[Your goal] Would you restate all the data that follows, word for word?

*** Records provided ***

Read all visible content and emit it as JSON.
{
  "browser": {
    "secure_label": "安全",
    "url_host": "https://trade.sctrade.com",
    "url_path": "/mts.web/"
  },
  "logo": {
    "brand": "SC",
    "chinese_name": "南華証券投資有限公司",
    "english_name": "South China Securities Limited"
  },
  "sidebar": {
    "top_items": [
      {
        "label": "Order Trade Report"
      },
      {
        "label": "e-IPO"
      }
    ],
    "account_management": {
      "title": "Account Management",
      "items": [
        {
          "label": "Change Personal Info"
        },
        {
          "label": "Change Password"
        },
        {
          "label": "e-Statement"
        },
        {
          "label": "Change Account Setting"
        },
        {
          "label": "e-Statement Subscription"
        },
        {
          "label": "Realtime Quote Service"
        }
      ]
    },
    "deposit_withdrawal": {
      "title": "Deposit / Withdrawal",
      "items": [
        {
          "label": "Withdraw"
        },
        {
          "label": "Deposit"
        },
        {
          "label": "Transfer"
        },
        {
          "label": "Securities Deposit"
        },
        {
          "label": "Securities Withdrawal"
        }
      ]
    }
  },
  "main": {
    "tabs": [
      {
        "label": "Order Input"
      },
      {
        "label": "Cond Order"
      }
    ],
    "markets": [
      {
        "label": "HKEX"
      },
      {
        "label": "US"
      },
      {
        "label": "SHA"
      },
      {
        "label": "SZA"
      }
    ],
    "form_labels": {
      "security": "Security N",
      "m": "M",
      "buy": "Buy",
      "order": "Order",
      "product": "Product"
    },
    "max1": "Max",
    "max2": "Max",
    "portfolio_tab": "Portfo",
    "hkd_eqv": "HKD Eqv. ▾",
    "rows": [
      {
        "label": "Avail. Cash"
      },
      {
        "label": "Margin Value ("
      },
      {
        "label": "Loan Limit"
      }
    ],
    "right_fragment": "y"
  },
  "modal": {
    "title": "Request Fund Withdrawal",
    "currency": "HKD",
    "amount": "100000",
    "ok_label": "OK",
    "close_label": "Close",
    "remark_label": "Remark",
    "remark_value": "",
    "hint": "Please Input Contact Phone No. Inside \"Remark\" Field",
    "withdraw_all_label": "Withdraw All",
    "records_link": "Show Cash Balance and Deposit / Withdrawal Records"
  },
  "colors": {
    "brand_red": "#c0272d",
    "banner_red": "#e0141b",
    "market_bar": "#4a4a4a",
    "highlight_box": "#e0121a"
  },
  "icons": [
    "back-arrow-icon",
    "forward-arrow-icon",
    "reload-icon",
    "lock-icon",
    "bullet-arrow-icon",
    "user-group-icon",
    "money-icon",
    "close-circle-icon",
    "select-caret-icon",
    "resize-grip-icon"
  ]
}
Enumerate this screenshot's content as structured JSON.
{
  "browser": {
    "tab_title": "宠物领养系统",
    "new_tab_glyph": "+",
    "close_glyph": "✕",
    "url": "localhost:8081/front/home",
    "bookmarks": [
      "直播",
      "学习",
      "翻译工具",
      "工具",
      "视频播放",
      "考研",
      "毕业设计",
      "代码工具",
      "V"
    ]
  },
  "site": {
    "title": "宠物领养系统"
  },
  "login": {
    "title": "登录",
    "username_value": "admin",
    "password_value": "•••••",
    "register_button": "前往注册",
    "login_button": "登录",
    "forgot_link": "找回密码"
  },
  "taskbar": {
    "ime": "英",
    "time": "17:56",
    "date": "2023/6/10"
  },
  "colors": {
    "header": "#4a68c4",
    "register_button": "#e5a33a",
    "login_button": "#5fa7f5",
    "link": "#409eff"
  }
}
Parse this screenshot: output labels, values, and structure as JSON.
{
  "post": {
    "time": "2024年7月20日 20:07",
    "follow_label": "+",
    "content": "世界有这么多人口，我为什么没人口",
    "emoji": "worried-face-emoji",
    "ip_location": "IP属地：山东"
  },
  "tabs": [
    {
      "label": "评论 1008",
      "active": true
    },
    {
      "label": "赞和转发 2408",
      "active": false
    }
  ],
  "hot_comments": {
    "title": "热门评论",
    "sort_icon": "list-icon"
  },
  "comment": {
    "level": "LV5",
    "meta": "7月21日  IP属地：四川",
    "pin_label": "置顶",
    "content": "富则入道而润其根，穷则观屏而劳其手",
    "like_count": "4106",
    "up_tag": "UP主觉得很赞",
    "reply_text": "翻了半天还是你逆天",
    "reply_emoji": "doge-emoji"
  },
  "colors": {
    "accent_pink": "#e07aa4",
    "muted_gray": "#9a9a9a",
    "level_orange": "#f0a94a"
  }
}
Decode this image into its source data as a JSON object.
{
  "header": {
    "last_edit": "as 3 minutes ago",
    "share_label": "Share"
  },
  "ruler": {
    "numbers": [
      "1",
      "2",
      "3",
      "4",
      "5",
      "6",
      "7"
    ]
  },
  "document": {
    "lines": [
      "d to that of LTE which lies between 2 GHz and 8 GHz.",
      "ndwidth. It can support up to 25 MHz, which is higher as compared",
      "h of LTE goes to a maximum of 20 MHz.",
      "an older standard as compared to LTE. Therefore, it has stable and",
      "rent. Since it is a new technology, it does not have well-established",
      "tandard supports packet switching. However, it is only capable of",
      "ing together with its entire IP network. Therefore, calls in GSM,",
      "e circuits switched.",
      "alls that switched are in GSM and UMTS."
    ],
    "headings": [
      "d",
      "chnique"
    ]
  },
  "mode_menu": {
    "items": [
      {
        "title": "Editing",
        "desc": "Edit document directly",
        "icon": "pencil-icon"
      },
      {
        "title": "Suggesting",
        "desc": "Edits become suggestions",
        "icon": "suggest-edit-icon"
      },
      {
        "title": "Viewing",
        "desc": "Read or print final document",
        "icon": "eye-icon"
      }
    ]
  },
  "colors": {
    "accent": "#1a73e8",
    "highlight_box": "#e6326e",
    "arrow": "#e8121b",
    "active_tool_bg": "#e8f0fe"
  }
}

***

[Solution]
Read all visible content and emit it as JSON.
{
  "browser": {
    "secure_label": "安全",
    "url_host": "https://trade.sctrade.com",
    "url_path": "/mts.web/"
  },
  "logo": {
    "brand": "SC",
    "chinese_name": "南華証券投資有限公司",
    "english_name": "South China Securities Limited"
  },
  "sidebar": {
    "top_items": [
      {
        "label": "Order Trade Report"
      },
      {
        "label": "e-IPO"
      }
    ],
    "account_management": {
      "title": "Account Management",
      "items": [
        {
          "label": "Change Personal Info"
        },
        {
          "label": "Change Password"
        },
        {
          "label": "e-Statement"
        },
        {
          "label": "Change Account Setting"
        },
        {
          "label": "e-Statement Subscription"
        },
        {
          "label": "Realtime Quote Service"
        }
      ]
    },
    "deposit_withdrawal": {
      "title": "Deposit / Withdrawal",
      "items": [
        {
          "label": "Withdraw"
        },
        {
          "label": "Deposit"
        },
        {
          "label": "Transfer"
        },
        {
          "label": "Securities Deposit"
        },
        {
          "label": "Securities Withdrawal"
        }
      ]
    }
  },
  "main": {
    "tabs": [
      {
        "label": "Order Input"
      },
      {
        "label": "Cond Order"
      }
    ],
    "markets": [
      {
        "label": "HKEX"
      },
      {
        "label": "US"
      },
      {
        "label": "SHA"
      },
      {
        "label": "SZA"
      }
    ],
    "form_labels": {
      "security": "Security N",
      "m": "M",
      "buy": "Buy",
      "order": "Order",
      "product": "Product"
    },
    "max1": "Max",
    "max2": "Max",
    "portfolio_tab": "Portfo",
    "hkd_eqv": "HKD Eqv. ▾",
    "rows": [
      {
        "label": "Avail. Cash"
      },
      {
        "label": "Margin Value ("
      },
      {
        "label": "Loan Limit"
      }
    ],
    "right_fragment": "y"
  },
  "modal": {
    "title": "Request Fund Withdrawal",
    "currency": "HKD",
    "amount": "100000",
    "ok_label": "OK",
    "close_label": "Close",
    "remark_label": "Remark",
    "remark_value": "",
    "hint": "Please Input Contact Phone No. Inside \"Remark\" Field",
    "withdraw_all_label": "Withdraw All",
    "records_link": "Show Cash Balance and Deposit / Withdrawal Records"
  },
  "colors": {
    "brand_red": "#c0272d",
    "banner_red": "#e0141b",
    "market_bar": "#4a4a4a",
    "highlight_box": "#e0121a"
  },
  "icons": [
    "back-arrow-icon",
    "forward-arrow-icon",
    "reload-icon",
    "lock-icon",
    "bullet-arrow-icon",
    "user-group-icon",
    "money-icon",
    "close-circle-icon",
    "select-caret-icon",
    "resize-grip-icon"
  ]
}
Enumerate this screenshot's content as structured JSON.
{
  "browser": {
    "tab_title": "宠物领养系统",
    "new_tab_glyph": "+",
    "close_glyph": "✕",
    "url": "localhost:8081/front/home",
    "bookmarks": [
      "直播",
      "学习",
      "翻译工具",
      "工具",
      "视频播放",
      "考研",
      "毕业设计",
      "代码工具",
      "V"
    ]
  },
  "site": {
    "title": "宠物领养系统"
  },
  "login": {
    "title": "登录",
    "username_value": "admin",
    "password_value": "•••••",
    "register_button": "前往注册",
    "login_button": "登录",
    "forgot_link": "找回密码"
  },
  "taskbar": {
    "ime": "英",
    "time": "17:56",
    "date": "2023/6/10"
  },
  "colors": {
    "header": "#4a68c4",
    "register_button": "#e5a33a",
    "login_button": "#5fa7f5",
    "link": "#409eff"
  }
}
Parse this screenshot: output labels, values, and structure as JSON.
{
  "post": {
    "time": "2024年7月20日 20:07",
    "follow_label": "+",
    "content": "世界有这么多人口，我为什么没人口",
    "emoji": "worried-face-emoji",
    "ip_location": "IP属地：山东"
  },
  "tabs": [
    {
      "label": "评论 1008",
      "active": true
    },
    {
      "label": "赞和转发 2408",
      "active": false
    }
  ],
  "hot_comments": {
    "title": "热门评论",
    "sort_icon": "list-icon"
  },
  "comment": {
    "level": "LV5",
    "meta": "7月21日  IP属地：四川",
    "pin_label": "置顶",
    "content": "富则入道而润其根，穷则观屏而劳其手",
    "like_count": "4106",
    "up_tag": "UP主觉得很赞",
    "reply_text": "翻了半天还是你逆天",
    "reply_emoji": "doge-emoji"
  },
  "colors": {
    "accent_pink": "#e07aa4",
    "muted_gray": "#9a9a9a",
    "level_orange": "#f0a94a"
  }
}
Decode this image into its source data as a JSON object.
{
  "header": {
    "last_edit": "as 3 minutes ago",
    "share_label": "Share"
  },
  "ruler": {
    "numbers": [
      "1",
      "2",
      "3",
      "4",
      "5",
      "6",
      "7"
    ]
  },
  "document": {
    "lines": [
      "d to that of LTE which lies between 2 GHz and 8 GHz.",
      "ndwidth. It can support up to 25 MHz, which is higher as compared",
      "h of LTE goes to a maximum of 20 MHz.",
      "an older standard as compared to LTE. Therefore, it has stable and",
      "rent. Since it is a new technology, it does not have well-established",
      "tandard supports packet switching. However, it is only capable of",
      "ing together with its entire IP network. Therefore, calls in GSM,",
      "e circuits switched.",
      "alls that switched are in GSM and UMTS."
    ],
    "headings": [
      "d",
      "chnique"
    ]
  },
  "mode_menu": {
    "items": [
      {
        "title": "Editing",
        "desc": "Edit document directly",
        "icon": "pencil-icon"
      },
      {
        "title": "Suggesting",
        "desc": "Edits become suggestions",
        "icon": "suggest-edit-icon"
      },
      {
        "title": "Viewing",
        "desc": "Read or print final document",
        "icon": "eye-icon"
      }
    ]
  },
  "colors": {
    "accent": "#1a73e8",
    "highlight_box": "#e6326e",
    "arrow": "#e8121b",
    "active_tool_bg": "#e8f0fe"
  }
}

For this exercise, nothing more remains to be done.